DATA SECTION:
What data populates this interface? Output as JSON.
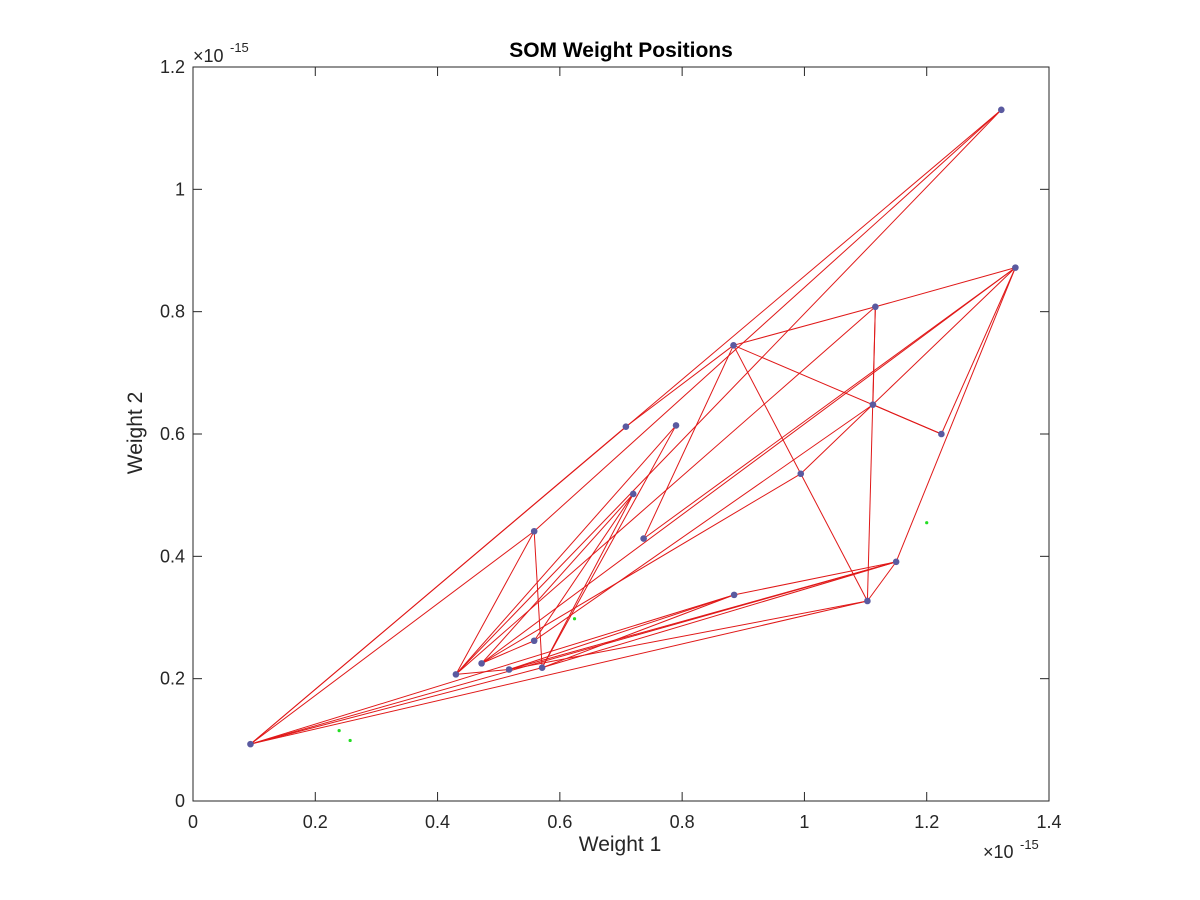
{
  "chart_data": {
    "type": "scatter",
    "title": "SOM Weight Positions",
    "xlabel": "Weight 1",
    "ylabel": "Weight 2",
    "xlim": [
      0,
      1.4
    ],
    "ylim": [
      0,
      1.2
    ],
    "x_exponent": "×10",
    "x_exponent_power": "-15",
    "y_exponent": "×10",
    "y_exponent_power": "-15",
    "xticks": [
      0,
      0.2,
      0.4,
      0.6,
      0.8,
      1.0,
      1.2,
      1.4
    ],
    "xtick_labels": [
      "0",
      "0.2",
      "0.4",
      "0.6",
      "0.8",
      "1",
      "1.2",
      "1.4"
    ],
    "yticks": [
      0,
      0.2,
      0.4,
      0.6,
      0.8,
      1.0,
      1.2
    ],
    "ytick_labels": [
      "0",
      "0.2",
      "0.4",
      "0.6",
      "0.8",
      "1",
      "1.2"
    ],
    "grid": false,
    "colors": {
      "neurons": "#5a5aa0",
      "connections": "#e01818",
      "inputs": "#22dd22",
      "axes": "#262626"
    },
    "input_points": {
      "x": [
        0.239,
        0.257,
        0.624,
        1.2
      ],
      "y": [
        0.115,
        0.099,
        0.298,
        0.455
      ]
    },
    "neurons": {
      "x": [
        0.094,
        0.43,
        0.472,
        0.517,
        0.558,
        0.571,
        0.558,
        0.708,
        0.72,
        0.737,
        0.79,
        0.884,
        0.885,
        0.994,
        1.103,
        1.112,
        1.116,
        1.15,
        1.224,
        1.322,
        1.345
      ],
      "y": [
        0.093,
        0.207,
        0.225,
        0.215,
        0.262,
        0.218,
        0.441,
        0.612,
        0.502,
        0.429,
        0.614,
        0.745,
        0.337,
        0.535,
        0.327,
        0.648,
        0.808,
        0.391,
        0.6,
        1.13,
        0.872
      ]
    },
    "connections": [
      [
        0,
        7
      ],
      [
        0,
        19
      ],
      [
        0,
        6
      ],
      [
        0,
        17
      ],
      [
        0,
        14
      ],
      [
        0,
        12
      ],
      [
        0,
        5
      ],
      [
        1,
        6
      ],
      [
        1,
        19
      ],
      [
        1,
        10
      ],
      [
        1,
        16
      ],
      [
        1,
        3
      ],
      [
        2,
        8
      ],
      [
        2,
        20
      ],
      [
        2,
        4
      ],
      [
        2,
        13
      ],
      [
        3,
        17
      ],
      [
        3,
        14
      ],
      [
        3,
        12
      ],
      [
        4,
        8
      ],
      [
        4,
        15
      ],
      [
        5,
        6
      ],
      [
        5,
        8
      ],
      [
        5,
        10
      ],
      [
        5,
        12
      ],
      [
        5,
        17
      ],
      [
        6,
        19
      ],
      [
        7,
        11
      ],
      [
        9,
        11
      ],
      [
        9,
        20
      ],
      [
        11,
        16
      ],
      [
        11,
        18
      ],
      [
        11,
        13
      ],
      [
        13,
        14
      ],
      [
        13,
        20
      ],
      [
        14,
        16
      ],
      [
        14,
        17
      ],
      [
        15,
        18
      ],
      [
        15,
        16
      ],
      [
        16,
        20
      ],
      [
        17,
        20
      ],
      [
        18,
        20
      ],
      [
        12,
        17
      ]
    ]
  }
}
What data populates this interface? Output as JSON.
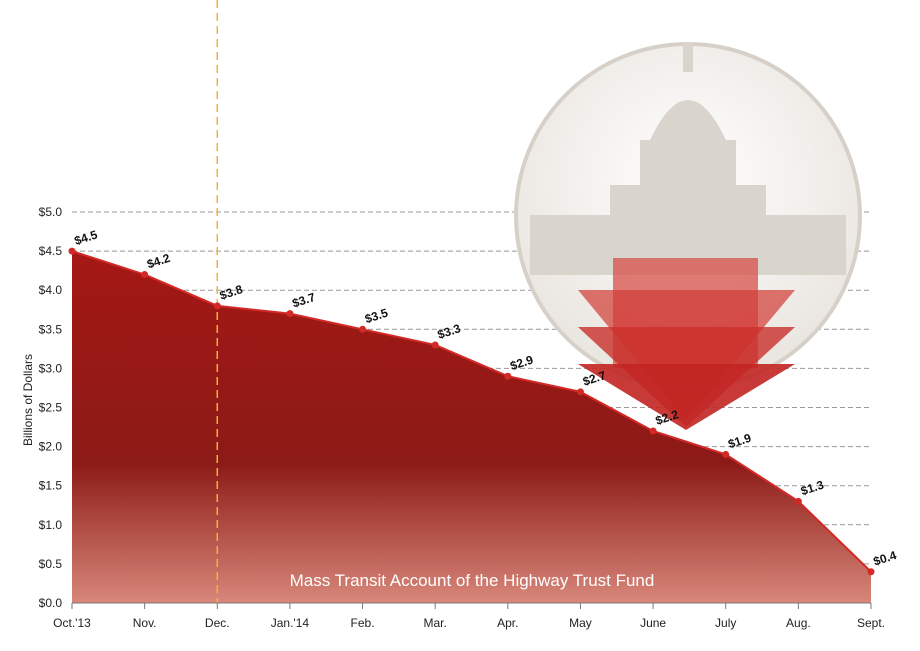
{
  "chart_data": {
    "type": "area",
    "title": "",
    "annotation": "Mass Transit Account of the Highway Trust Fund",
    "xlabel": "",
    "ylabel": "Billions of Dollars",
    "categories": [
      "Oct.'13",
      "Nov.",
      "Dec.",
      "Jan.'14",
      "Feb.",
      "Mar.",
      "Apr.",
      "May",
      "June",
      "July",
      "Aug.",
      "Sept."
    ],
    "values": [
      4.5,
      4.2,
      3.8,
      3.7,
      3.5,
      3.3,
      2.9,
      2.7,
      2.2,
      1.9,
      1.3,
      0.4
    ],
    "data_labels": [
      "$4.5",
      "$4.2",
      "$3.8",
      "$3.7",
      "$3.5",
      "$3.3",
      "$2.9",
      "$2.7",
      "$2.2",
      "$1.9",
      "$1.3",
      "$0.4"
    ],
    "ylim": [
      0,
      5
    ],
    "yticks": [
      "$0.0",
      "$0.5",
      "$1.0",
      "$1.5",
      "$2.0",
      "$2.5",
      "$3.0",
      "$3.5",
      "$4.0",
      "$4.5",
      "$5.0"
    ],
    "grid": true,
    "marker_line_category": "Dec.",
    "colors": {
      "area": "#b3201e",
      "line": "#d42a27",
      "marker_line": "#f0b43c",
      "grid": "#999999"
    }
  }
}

PROBLEM DESCRIPTION: Determine the number of lines in the listing that hold the word "Weight", and supply that number and nothing further.

FINISHED EXERCISE: 3